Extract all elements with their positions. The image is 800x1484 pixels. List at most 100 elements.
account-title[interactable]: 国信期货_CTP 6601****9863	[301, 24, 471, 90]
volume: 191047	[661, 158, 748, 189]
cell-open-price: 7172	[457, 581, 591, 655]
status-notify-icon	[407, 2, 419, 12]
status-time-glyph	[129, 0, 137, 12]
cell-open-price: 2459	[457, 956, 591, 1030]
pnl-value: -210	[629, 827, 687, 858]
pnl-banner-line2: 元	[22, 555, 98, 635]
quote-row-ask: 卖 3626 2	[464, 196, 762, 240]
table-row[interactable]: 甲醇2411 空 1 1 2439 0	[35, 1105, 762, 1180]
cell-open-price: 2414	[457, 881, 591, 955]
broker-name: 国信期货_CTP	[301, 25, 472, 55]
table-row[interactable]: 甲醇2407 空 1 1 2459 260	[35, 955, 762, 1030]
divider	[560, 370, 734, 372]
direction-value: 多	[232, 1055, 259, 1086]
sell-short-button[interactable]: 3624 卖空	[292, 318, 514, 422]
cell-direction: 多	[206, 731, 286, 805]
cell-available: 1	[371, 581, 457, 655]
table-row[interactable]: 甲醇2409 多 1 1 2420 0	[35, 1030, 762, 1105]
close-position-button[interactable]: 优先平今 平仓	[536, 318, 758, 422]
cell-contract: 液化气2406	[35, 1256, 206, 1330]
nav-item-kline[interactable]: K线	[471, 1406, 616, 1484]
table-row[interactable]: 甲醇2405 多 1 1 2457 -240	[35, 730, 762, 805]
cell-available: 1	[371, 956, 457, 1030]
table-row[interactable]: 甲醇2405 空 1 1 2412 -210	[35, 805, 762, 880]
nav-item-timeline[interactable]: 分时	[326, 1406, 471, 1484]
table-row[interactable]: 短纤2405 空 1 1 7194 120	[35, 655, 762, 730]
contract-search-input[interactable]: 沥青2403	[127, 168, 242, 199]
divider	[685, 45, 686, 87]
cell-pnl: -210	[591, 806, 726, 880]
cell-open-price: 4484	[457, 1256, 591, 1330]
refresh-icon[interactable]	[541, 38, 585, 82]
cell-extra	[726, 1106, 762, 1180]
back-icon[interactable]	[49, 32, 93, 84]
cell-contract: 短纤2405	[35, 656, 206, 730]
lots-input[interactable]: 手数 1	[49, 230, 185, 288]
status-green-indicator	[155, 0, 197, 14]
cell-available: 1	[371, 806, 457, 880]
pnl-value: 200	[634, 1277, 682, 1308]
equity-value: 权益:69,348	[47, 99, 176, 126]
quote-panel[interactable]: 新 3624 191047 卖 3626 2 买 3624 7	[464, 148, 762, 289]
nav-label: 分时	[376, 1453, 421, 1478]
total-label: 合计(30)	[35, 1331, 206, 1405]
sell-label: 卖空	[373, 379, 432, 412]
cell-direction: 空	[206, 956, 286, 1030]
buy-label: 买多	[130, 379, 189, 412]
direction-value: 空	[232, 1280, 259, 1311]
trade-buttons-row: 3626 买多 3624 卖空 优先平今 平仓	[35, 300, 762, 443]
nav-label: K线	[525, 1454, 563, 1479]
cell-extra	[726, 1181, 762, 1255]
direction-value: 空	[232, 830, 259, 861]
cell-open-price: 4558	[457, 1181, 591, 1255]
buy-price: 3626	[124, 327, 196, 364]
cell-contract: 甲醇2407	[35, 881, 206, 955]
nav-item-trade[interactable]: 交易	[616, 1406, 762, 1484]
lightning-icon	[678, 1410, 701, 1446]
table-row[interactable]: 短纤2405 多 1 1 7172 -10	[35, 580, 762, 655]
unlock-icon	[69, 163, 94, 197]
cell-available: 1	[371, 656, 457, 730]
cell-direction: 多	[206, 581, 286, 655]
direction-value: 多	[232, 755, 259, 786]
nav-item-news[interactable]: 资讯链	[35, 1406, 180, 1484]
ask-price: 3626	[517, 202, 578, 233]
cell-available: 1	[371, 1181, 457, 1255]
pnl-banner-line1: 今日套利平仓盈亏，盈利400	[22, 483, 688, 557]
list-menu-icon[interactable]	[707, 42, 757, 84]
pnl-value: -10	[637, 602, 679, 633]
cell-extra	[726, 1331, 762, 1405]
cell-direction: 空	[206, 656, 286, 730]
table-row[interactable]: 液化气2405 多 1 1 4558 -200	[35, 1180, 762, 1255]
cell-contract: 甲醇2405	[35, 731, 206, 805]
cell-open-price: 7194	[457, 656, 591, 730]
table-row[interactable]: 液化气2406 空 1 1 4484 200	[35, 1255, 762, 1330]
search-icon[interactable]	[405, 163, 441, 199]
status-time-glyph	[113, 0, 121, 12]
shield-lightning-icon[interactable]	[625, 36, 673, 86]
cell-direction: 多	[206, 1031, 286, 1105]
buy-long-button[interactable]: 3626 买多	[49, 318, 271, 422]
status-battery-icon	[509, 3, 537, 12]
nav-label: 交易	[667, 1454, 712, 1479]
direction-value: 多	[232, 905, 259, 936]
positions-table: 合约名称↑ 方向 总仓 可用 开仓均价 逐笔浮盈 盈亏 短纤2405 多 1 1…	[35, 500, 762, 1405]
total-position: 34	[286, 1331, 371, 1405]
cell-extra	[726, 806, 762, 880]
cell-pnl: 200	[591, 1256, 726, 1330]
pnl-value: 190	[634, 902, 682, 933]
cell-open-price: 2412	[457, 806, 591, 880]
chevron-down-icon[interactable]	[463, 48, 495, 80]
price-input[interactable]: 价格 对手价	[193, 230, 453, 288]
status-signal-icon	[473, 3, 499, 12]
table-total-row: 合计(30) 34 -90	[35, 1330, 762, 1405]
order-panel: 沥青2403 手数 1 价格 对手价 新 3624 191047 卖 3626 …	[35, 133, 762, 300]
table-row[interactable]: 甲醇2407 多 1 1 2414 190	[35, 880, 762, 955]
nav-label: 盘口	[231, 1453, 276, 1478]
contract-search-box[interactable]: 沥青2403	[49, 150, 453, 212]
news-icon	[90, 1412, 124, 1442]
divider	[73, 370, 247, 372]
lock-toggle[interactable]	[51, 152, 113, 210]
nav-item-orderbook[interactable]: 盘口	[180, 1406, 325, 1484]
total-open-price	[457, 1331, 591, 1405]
-=-=-=-=-
Your task - Can you retype the listing exactly, starting with its first line and going on through the line that contains "827, 687, 858]"?

Full output -
Extract all elements with their positions. The image is 800x1484 pixels. List at most 100 elements.
account-title[interactable]: 国信期货_CTP 6601****9863	[301, 24, 471, 90]
volume: 191047	[661, 158, 748, 189]
cell-open-price: 7172	[457, 581, 591, 655]
status-notify-icon	[407, 2, 419, 12]
status-time-glyph	[129, 0, 137, 12]
cell-open-price: 2459	[457, 956, 591, 1030]
pnl-value: -210	[629, 827, 687, 858]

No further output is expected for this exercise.